Skip the pictures. Reproduce all other material exactly.
= = = = = = =
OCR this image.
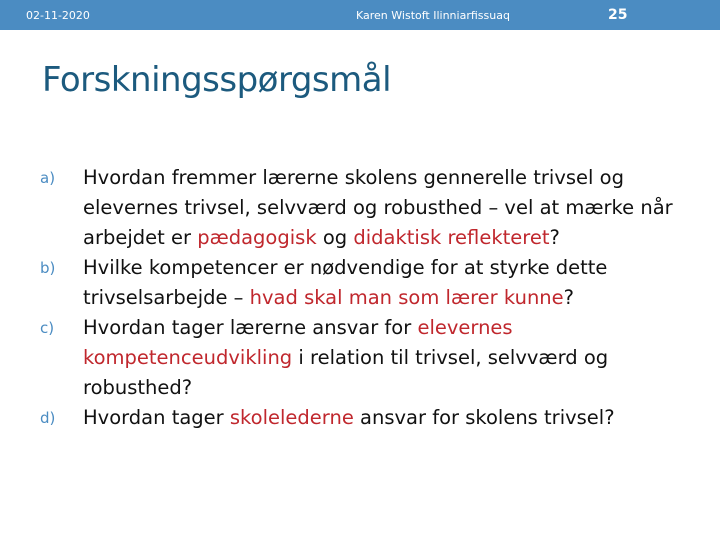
02-11-2020	Karen Wistoft Ilinniarfissuaq	25
Forskningsspørgsmål
a) Hvordan fremmer lærerne skolens gennerelle trivsel og elevernes trivsel, selvværd og robusthed – vel at mærke når arbejdet er pædagogisk og didaktisk reflekteret?
b) Hvilke kompetencer er nødvendige for at styrke dette trivselsarbejde – hvad skal man som lærer kunne?
c) Hvordan tager lærerne ansvar for elevernes kompetenceudvikling i relation til trivsel, selvværd og robusthed?
d) Hvordan tager skolelederne ansvar for skolens trivsel?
= = = = = = =
• **SOLUTION TO THIS TASK**
OCR this image.
02-11-2020	Karen Wistoft Ilinniarfissuaq	25
Forskningsspørgsmål
a) Hvordan fremmer lærerne skolens gennerelle trivsel og elevernes trivsel, selvværd og robusthed – vel at mærke når arbejdet er pædagogisk og didaktisk reflekteret?
b) Hvilke kompetencer er nødvendige for at styrke dette trivselsarbejde – hvad skal man som lærer kunne?
c) Hvordan tager lærerne ansvar for elevernes kompetenceudvikling i relation til trivsel, selvværd og robusthed?
d) Hvordan tager skolelederne ansvar for skolens trivsel?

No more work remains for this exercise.